§ Job
Each line below is to be written out in full, exactly as shown.

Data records
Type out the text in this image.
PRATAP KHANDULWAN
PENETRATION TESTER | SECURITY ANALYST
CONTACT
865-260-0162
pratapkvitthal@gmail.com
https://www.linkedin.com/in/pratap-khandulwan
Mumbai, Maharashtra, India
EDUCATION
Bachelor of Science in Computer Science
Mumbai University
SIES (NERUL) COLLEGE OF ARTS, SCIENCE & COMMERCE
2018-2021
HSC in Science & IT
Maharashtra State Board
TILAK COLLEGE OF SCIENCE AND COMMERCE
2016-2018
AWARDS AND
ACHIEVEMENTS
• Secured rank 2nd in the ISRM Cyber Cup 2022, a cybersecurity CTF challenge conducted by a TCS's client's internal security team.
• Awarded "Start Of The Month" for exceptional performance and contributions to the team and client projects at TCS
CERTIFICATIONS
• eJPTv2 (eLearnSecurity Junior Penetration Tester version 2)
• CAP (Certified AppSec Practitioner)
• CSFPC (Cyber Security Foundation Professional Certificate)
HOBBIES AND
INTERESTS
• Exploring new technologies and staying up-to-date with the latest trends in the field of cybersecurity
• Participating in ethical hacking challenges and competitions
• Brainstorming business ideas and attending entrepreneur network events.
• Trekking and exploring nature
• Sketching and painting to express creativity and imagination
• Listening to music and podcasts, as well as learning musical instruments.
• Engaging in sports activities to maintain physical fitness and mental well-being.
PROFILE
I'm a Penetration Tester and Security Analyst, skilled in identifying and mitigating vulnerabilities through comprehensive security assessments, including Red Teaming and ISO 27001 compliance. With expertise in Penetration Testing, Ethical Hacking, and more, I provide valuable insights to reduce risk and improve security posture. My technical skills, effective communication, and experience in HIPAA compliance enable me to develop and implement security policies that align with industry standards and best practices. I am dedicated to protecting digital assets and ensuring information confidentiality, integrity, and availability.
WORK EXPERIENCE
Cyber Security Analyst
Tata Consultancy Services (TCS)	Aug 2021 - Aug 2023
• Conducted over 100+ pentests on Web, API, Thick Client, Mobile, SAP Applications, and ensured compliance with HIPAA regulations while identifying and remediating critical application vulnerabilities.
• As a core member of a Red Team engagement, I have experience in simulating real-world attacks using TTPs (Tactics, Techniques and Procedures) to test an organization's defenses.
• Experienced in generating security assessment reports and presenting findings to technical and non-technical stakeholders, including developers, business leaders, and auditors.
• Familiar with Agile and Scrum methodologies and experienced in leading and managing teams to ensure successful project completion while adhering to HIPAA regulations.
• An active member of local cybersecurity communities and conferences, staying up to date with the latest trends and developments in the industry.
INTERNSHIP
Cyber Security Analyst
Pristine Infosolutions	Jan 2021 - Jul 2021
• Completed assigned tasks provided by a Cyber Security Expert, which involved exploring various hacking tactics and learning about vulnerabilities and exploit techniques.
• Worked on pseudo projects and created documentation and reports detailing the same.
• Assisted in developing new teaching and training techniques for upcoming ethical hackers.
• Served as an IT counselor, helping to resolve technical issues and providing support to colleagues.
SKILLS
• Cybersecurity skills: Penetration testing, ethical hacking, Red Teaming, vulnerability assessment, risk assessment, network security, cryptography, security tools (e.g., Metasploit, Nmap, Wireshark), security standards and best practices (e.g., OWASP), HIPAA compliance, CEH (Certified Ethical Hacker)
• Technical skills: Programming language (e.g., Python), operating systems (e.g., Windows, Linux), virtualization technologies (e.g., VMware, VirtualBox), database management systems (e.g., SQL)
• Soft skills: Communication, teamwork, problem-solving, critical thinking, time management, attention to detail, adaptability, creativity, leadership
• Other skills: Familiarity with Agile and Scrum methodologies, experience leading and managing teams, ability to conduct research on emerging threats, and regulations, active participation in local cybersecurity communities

§ Solution to the exercise
Type out the text in this image.
PRATAP KHANDULWAN
PENETRATION TESTER | SECURITY ANALYST
CONTACT
865-260-0162
pratapkvitthal@gmail.com
https://www.linkedin.com/in/pratap-khandulwan
Mumbai, Maharashtra, India
EDUCATION
Bachelor of Science in Computer Science
Mumbai University
SIES (NERUL) COLLEGE OF ARTS, SCIENCE & COMMERCE
2018-2021
HSC in Science & IT
Maharashtra State Board
TILAK COLLEGE OF SCIENCE AND COMMERCE
2016-2018
AWARDS AND
ACHIEVEMENTS
• Secured rank 2nd in the ISRM Cyber Cup 2022, a cybersecurity CTF challenge conducted by a TCS's client's internal security team.
• Awarded "Start Of The Month" for exceptional performance and contributions to the team and client projects at TCS
CERTIFICATIONS
• eJPTv2 (eLearnSecurity Junior Penetration Tester version 2)
• CAP (Certified AppSec Practitioner)
• CSFPC (Cyber Security Foundation Professional Certificate)
HOBBIES AND
INTERESTS
• Exploring new technologies and staying up-to-date with the latest trends in the field of cybersecurity
• Participating in ethical hacking challenges and competitions
• Brainstorming business ideas and attending entrepreneur network events.
• Trekking and exploring nature
• Sketching and painting to express creativity and imagination
• Listening to music and podcasts, as well as learning musical instruments.
• Engaging in sports activities to maintain physical fitness and mental well-being.
PROFILE
I'm a Penetration Tester and Security Analyst, skilled in identifying and mitigating vulnerabilities through comprehensive security assessments, including Red Teaming and ISO 27001 compliance. With expertise in Penetration Testing, Ethical Hacking, and more, I provide valuable insights to reduce risk and improve security posture. My technical skills, effective communication, and experience in HIPAA compliance enable me to develop and implement security policies that align with industry standards and best practices. I am dedicated to protecting digital assets and ensuring information confidentiality, integrity, and availability.
WORK EXPERIENCE
Cyber Security Analyst
Tata Consultancy Services (TCS)	Aug 2021 - Aug 2023
• Conducted over 100+ pentests on Web, API, Thick Client, Mobile, SAP Applications, and ensured compliance with HIPAA regulations while identifying and remediating critical application vulnerabilities.
• As a core member of a Red Team engagement, I have experience in simulating real-world attacks using TTPs (Tactics, Techniques and Procedures) to test an organization's defenses.
• Experienced in generating security assessment reports and presenting findings to technical and non-technical stakeholders, including developers, business leaders, and auditors.
• Familiar with Agile and Scrum methodologies and experienced in leading and managing teams to ensure successful project completion while adhering to HIPAA regulations.
• An active member of local cybersecurity communities and conferences, staying up to date with the latest trends and developments in the industry.
INTERNSHIP
Cyber Security Analyst
Pristine Infosolutions	Jan 2021 - Jul 2021
• Completed assigned tasks provided by a Cyber Security Expert, which involved exploring various hacking tactics and learning about vulnerabilities and exploit techniques.
• Worked on pseudo projects and created documentation and reports detailing the same.
• Assisted in developing new teaching and training techniques for upcoming ethical hackers.
• Served as an IT counselor, helping to resolve technical issues and providing support to colleagues.
SKILLS
• Cybersecurity skills: Penetration testing, ethical hacking, Red Teaming, vulnerability assessment, risk assessment, network security, cryptography, security tools (e.g., Metasploit, Nmap, Wireshark), security standards and best practices (e.g., OWASP), HIPAA compliance, CEH (Certified Ethical Hacker)
• Technical skills: Programming language (e.g., Python), operating systems (e.g., Windows, Linux), virtualization technologies (e.g., VMware, VirtualBox), database management systems (e.g., SQL)
• Soft skills: Communication, teamwork, problem-solving, critical thinking, time management, attention to detail, adaptability, creativity, leadership
• Other skills: Familiarity with Agile and Scrum methodologies, experience leading and managing teams, ability to conduct research on emerging threats, and regulations, active participation in local cybersecurity communities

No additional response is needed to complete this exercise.